*Aim of the exercise:* Lines holding the string "JSON" are the ones to copy from this listing.

A block of data
* begin *

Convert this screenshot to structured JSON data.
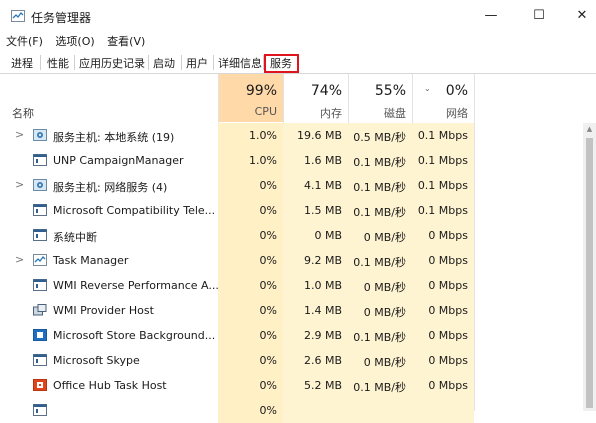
{
  "window": {
    "title": "任务管理器",
    "controls": {
      "minimize": "—",
      "maximize": "☐",
      "close": "✕"
    }
  },
  "menu": [
    "文件(F)",
    "选项(O)",
    "查看(V)"
  ],
  "tabs": [
    {
      "label": "进程",
      "selected": true
    },
    {
      "label": "性能"
    },
    {
      "label": "应用历史记录"
    },
    {
      "label": "启动"
    },
    {
      "label": "用户"
    },
    {
      "label": "详细信息"
    },
    {
      "label": "服务",
      "highlighted": true
    }
  ],
  "columns": {
    "name": {
      "label": "名称"
    },
    "cpu": {
      "pct": "99%",
      "label": "CPU"
    },
    "memory": {
      "pct": "74%",
      "label": "内存"
    },
    "disk": {
      "pct": "55%",
      "label": "磁盘"
    },
    "network": {
      "pct": "0%",
      "label": "网络"
    }
  },
  "rows": [
    {
      "expand": true,
      "icon": "gear-icon",
      "name": "服务主机: 本地系统 (19)",
      "cpu": "1.0%",
      "mem": "19.6 MB",
      "disk": "0.5 MB/秒",
      "net": "0.1 Mbps"
    },
    {
      "expand": false,
      "icon": "window-icon",
      "name": "UNP CampaignManager",
      "cpu": "1.0%",
      "mem": "1.6 MB",
      "disk": "0.1 MB/秒",
      "net": "0.1 Mbps"
    },
    {
      "expand": true,
      "icon": "gear-icon",
      "name": "服务主机: 网络服务 (4)",
      "cpu": "0%",
      "mem": "4.1 MB",
      "disk": "0.1 MB/秒",
      "net": "0.1 Mbps"
    },
    {
      "expand": false,
      "icon": "window-icon",
      "name": "Microsoft Compatibility Tele...",
      "cpu": "0%",
      "mem": "1.5 MB",
      "disk": "0.1 MB/秒",
      "net": "0.1 Mbps"
    },
    {
      "expand": false,
      "icon": "window-icon",
      "name": "系统中断",
      "cpu": "0%",
      "mem": "0 MB",
      "disk": "0 MB/秒",
      "net": "0 Mbps"
    },
    {
      "expand": true,
      "icon": "task-manager-icon",
      "name": "Task Manager",
      "cpu": "0%",
      "mem": "9.2 MB",
      "disk": "0.1 MB/秒",
      "net": "0 Mbps"
    },
    {
      "expand": false,
      "icon": "window-icon",
      "name": "WMI Reverse Performance A...",
      "cpu": "0%",
      "mem": "1.0 MB",
      "disk": "0 MB/秒",
      "net": "0 Mbps"
    },
    {
      "expand": false,
      "icon": "wmi-icon",
      "name": "WMI Provider Host",
      "cpu": "0%",
      "mem": "1.4 MB",
      "disk": "0 MB/秒",
      "net": "0 Mbps"
    },
    {
      "expand": false,
      "icon": "store-icon",
      "name": "Microsoft Store Background...",
      "cpu": "0%",
      "mem": "2.9 MB",
      "disk": "0.1 MB/秒",
      "net": "0 Mbps"
    },
    {
      "expand": false,
      "icon": "window-icon",
      "name": "Microsoft Skype",
      "cpu": "0%",
      "mem": "2.6 MB",
      "disk": "0 MB/秒",
      "net": "0 Mbps"
    },
    {
      "expand": false,
      "icon": "office-icon",
      "name": "Office Hub Task Host",
      "cpu": "0%",
      "mem": "5.2 MB",
      "disk": "0.1 MB/秒",
      "net": "0 Mbps"
    },
    {
      "expand": false,
      "icon": "window-icon",
      "name": "",
      "cpu": "0%",
      "mem": "",
      "disk": "",
      "net": ""
    }
  ],
  "colors": {
    "cpu_header": "#ffd9a8",
    "cpu_cells": "#fff0c6",
    "other_cells": "#fff4d2",
    "tab_highlight": "#e0141e"
  }
}
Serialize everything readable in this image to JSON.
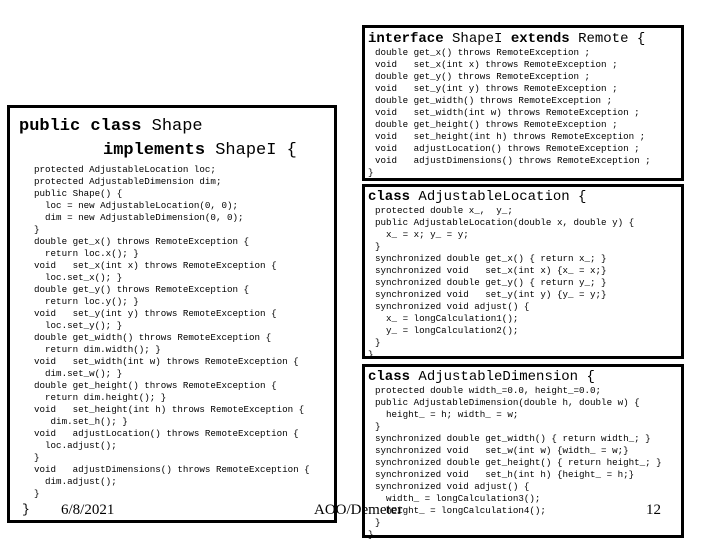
{
  "interface_box": {
    "kw1": "interface",
    "name": "ShapeI",
    "kw2": "extends",
    "parent": "Remote {",
    "lines": [
      "double get_x() throws RemoteException ;",
      "void   set_x(int x) throws RemoteException ;",
      "double get_y() throws RemoteException ;",
      "void   set_y(int y) throws RemoteException ;",
      "double get_width() throws RemoteException ;",
      "void   set_width(int w) throws RemoteException ;",
      "double get_height() throws RemoteException ;",
      "void   set_height(int h) throws RemoteException ;",
      "void   adjustLocation() throws RemoteException ;",
      "void   adjustDimensions() throws RemoteException ;"
    ],
    "close": "}"
  },
  "location_box": {
    "kw": "class",
    "name": "AdjustableLocation {",
    "lines": [
      "protected double x_,  y_;",
      "public AdjustableLocation(double x, double y) {",
      "  x_ = x; y_ = y;",
      "}",
      "synchronized double get_x() { return x_; }",
      "synchronized void   set_x(int x) {x_ = x;}",
      "synchronized double get_y() { return y_; }",
      "synchronized void   set_y(int y) {y_ = y;}",
      "synchronized void adjust() {",
      "  x_ = longCalculation1();",
      "  y_ = longCalculation2();",
      "}"
    ],
    "close": "}"
  },
  "dimension_box": {
    "kw": "class",
    "name": "AdjustableDimension {",
    "lines": [
      "protected double width_=0.0, height_=0.0;",
      "public AdjustableDimension(double h, double w) {",
      "  height_ = h; width_ = w;",
      "}",
      "synchronized double get_width() { return width_; }",
      "synchronized void   set_w(int w) {width_ = w;}",
      "synchronized double get_height() { return height_; }",
      "synchronized void   set_h(int h) {height_ = h;}",
      "synchronized void adjust() {",
      "  width_ = longCalculation3();",
      "  height_ = longCalculation4();",
      "}"
    ],
    "close": "}"
  },
  "shape_box": {
    "kw1": "public class",
    "name": "Shape",
    "kw2": "implements",
    "iface": "ShapeI {",
    "lines": [
      "protected AdjustableLocation loc;",
      "protected AdjustableDimension dim;",
      "public Shape() {",
      "  loc = new AdjustableLocation(0, 0);",
      "  dim = new AdjustableDimension(0, 0);",
      "}",
      "double get_x() throws RemoteException {",
      "  return loc.x(); }",
      "void   set_x(int x) throws RemoteException {",
      "  loc.set_x(); }",
      "double get_y() throws RemoteException {",
      "  return loc.y(); }",
      "void   set_y(int y) throws RemoteException {",
      "  loc.set_y(); }",
      "double get_width() throws RemoteException {",
      "  return dim.width(); }",
      "void   set_width(int w) throws RemoteException {",
      "  dim.set_w(); }",
      "double get_height() throws RemoteException {",
      "  return dim.height(); }",
      "void   set_height(int h) throws RemoteException {",
      "   dim.set_h(); }",
      "void   adjustLocation() throws RemoteException {",
      "  loc.adjust();",
      "}",
      "void   adjustDimensions() throws RemoteException {",
      "  dim.adjust();",
      "}"
    ],
    "close": "}"
  },
  "footer": {
    "date": "6/8/2021",
    "title": "AOO/Demeter",
    "page": "12"
  }
}
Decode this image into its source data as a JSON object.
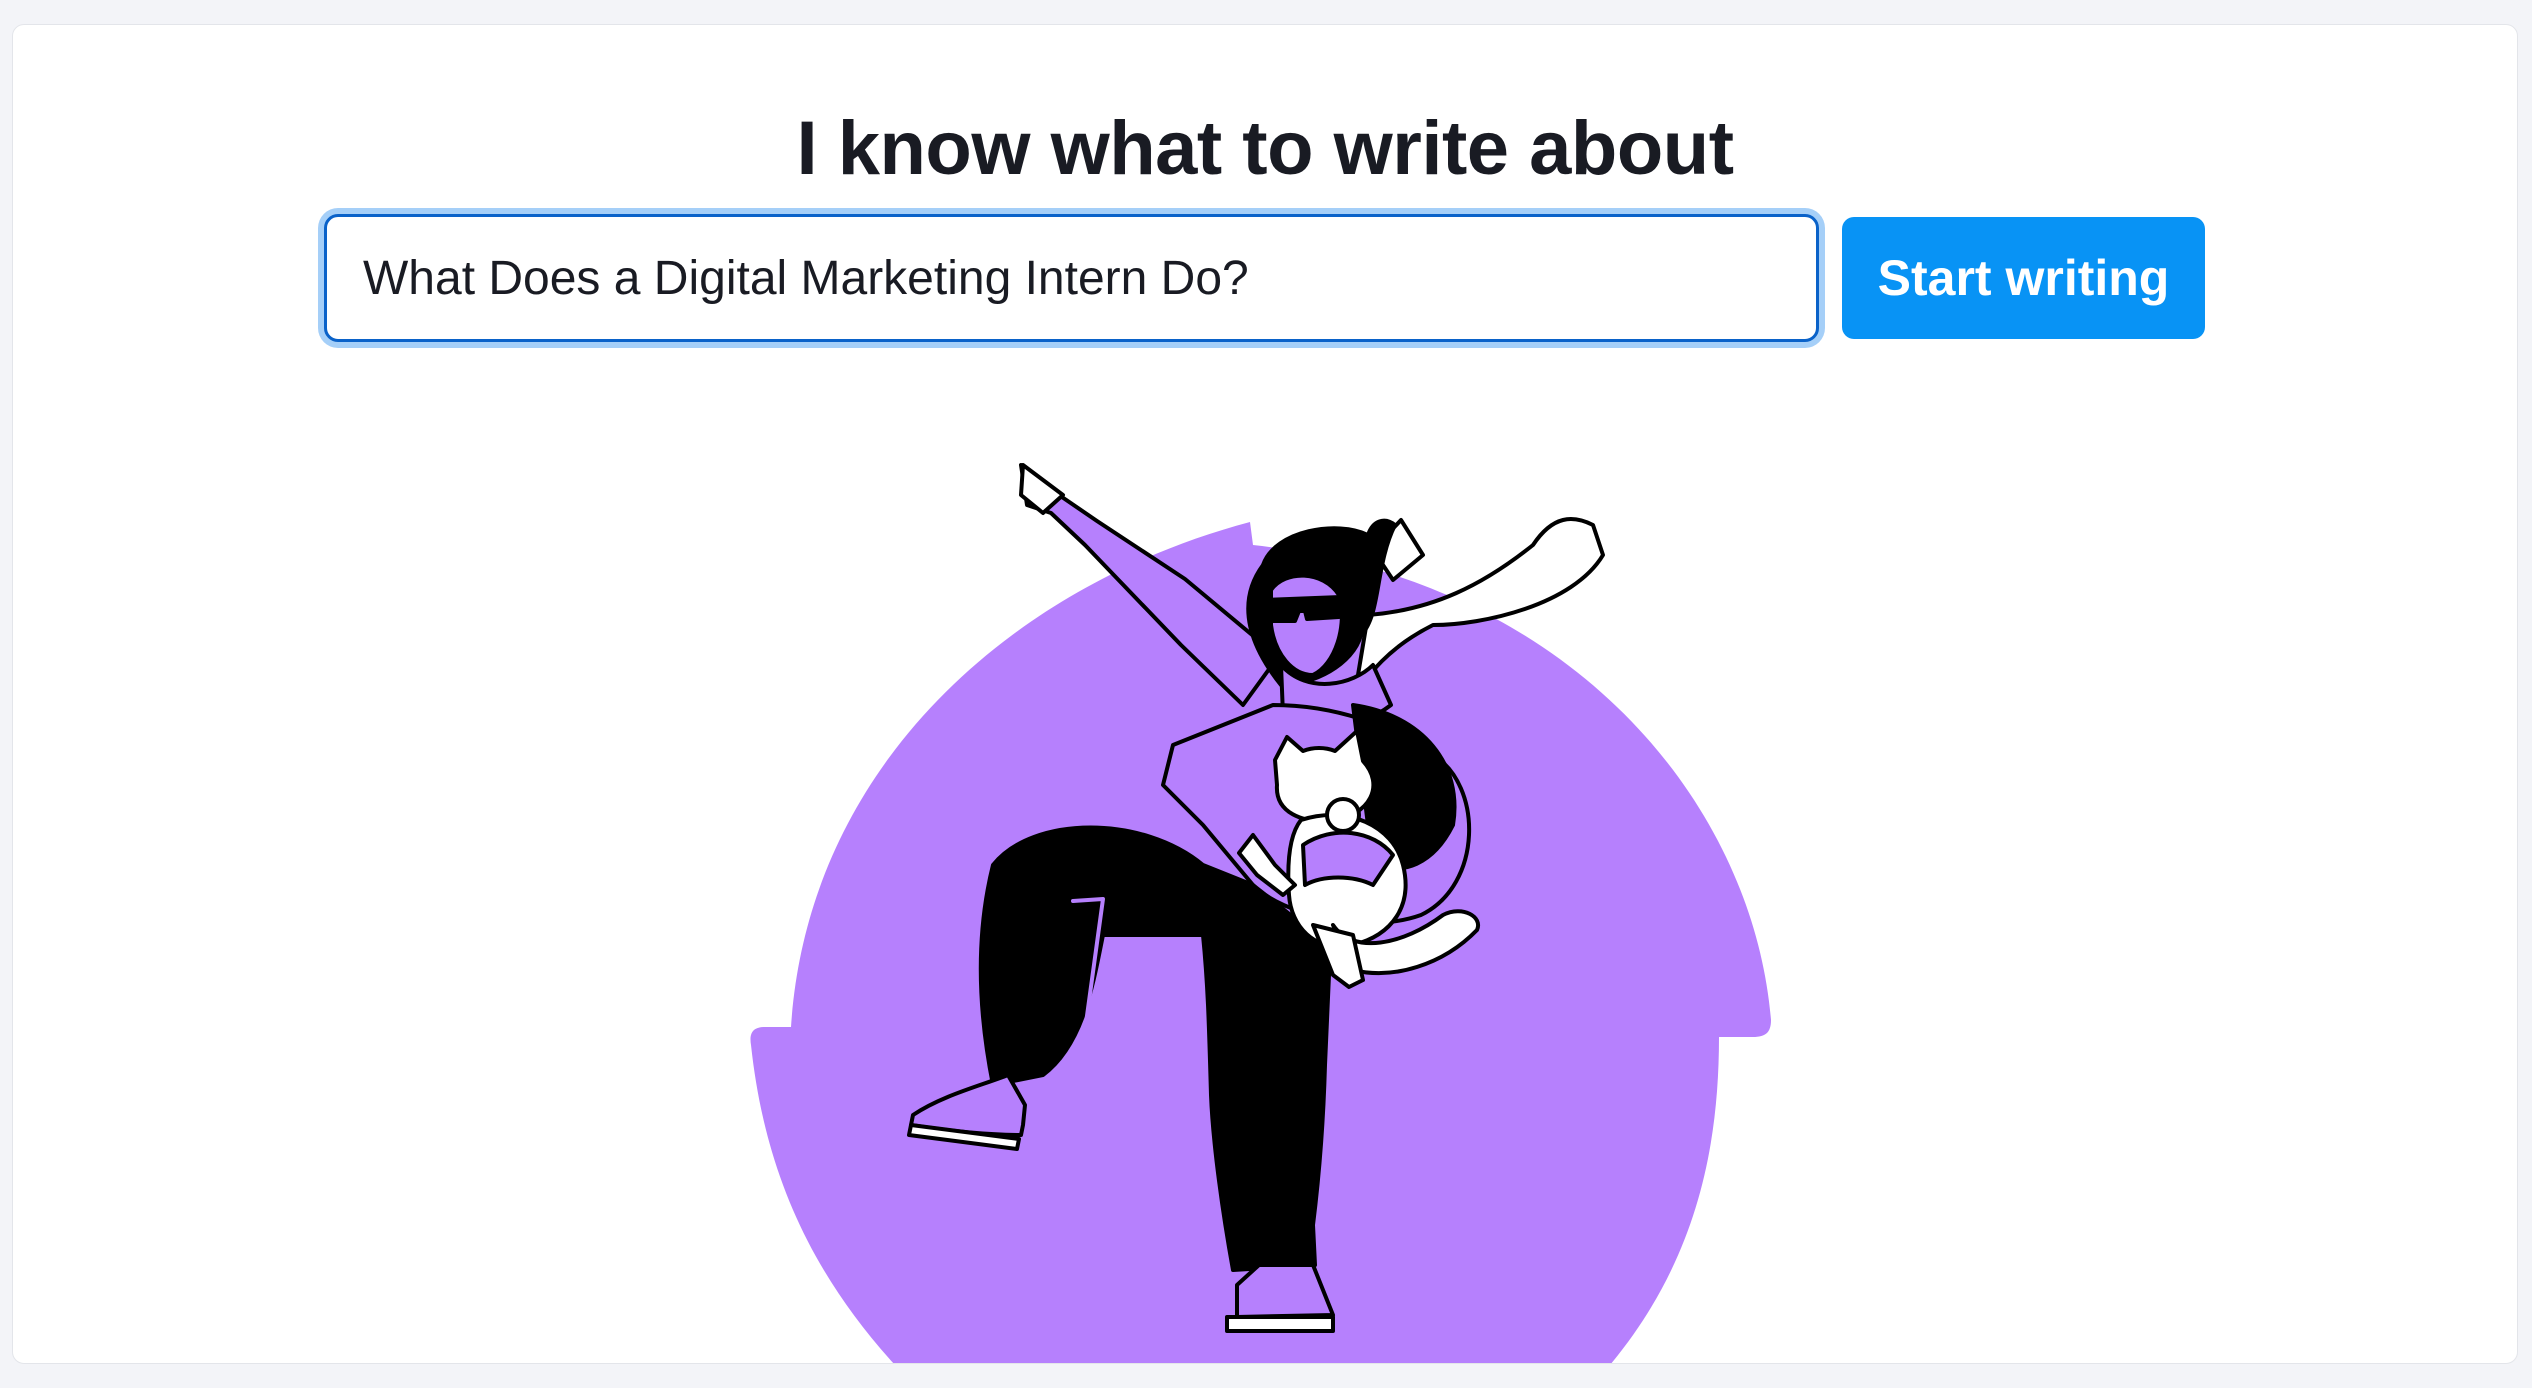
{
  "heading": "I know what to write about",
  "topic_input": {
    "value": "What Does a Digital Marketing Intern Do?"
  },
  "start_button_label": "Start writing",
  "colors": {
    "accent": "#0893f5",
    "illustration_purple": "#b680fd",
    "input_focus_border": "#0a62c9",
    "input_focus_ring": "#a5cff8"
  },
  "illustration": {
    "icon": "dancing-person-with-cat-illustration"
  }
}
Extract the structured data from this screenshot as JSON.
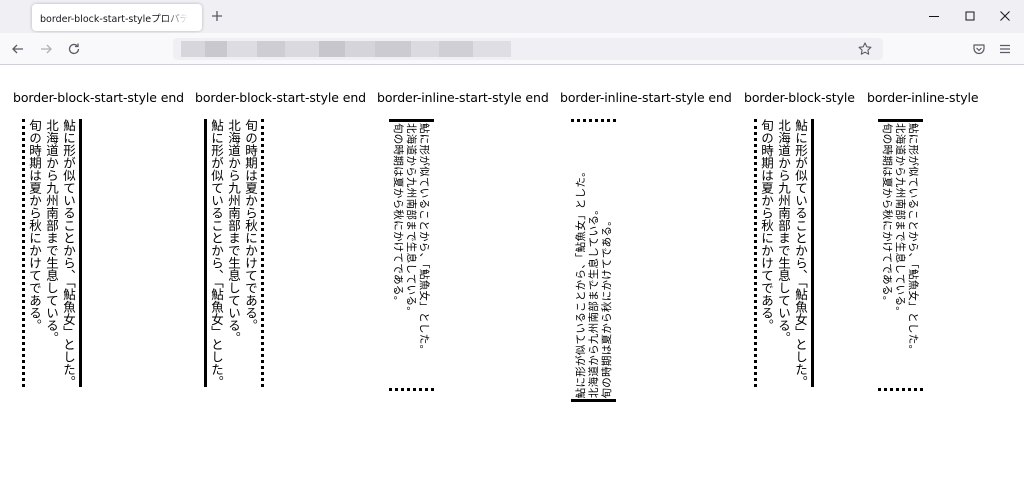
{
  "browser": {
    "tab_title": "border-block-start-styleプロパティ, bo",
    "url_blurred": true
  },
  "columns": [
    {
      "label": "border-block-start-style end",
      "lines": [
        "鮎に形が似ていることから、「鮎魚女」とした。",
        "北海道から九州南部まで生息している。",
        "旬の時期は夏から秋にかけてである。"
      ]
    },
    {
      "label": "border-block-start-style end",
      "lines": [
        "旬の時期は夏から秋にかけてである。",
        "北海道から九州南部まで生息している。",
        "鮎に形が似ていることから、「鮎魚女」とした。"
      ]
    },
    {
      "label": "border-inline-start-style end",
      "lines": [
        "鮎に形が似ていることから、「鮎魚女」とした。",
        "北海道から九州南部まで生息している。",
        "旬の時期は夏から秋にかけてである。"
      ]
    },
    {
      "label": "border-inline-start-style end",
      "lines": [
        "鮎に形が似ていることから、「鮎魚女」とした。",
        "北海道から九州南部まで生息している。",
        "旬の時期は夏から秋にかけてである。"
      ]
    },
    {
      "label": "border-block-style",
      "lines": [
        "鮎に形が似ていることから、「鮎魚女」とした。",
        "北海道から九州南部まで生息している。",
        "旬の時期は夏から秋にかけてである。"
      ]
    },
    {
      "label": "border-inline-style",
      "lines": [
        "鮎に形が似ていることから、「鮎魚女」とした。",
        "北海道から九州南部まで生息している。",
        "旬の時期は夏から秋にかけてである。"
      ]
    }
  ],
  "colors": {
    "tabbar_bg": "#f0f0f4",
    "navbar_bg": "#f9f9fb",
    "urlbar_bg": "#f0f0f4",
    "border": "#000000",
    "icon": "#5b5b66"
  },
  "icons": {
    "tab_close": "close-icon",
    "new_tab": "plus-icon",
    "minimize": "minimize-icon",
    "maximize": "maximize-icon",
    "close_window": "close-window-icon",
    "back": "back-arrow-icon",
    "forward": "forward-arrow-icon",
    "reload": "reload-icon",
    "bookmark": "star-icon",
    "pocket": "pocket-icon",
    "menu": "hamburger-menu-icon"
  }
}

* end *

*The answer:*
Convert this screenshot to structured JSON data.
Serialize everything readable in this image to JSON.
Decode this image into its source data as a JSON object.
Extract the structured data from this screenshot as JSON.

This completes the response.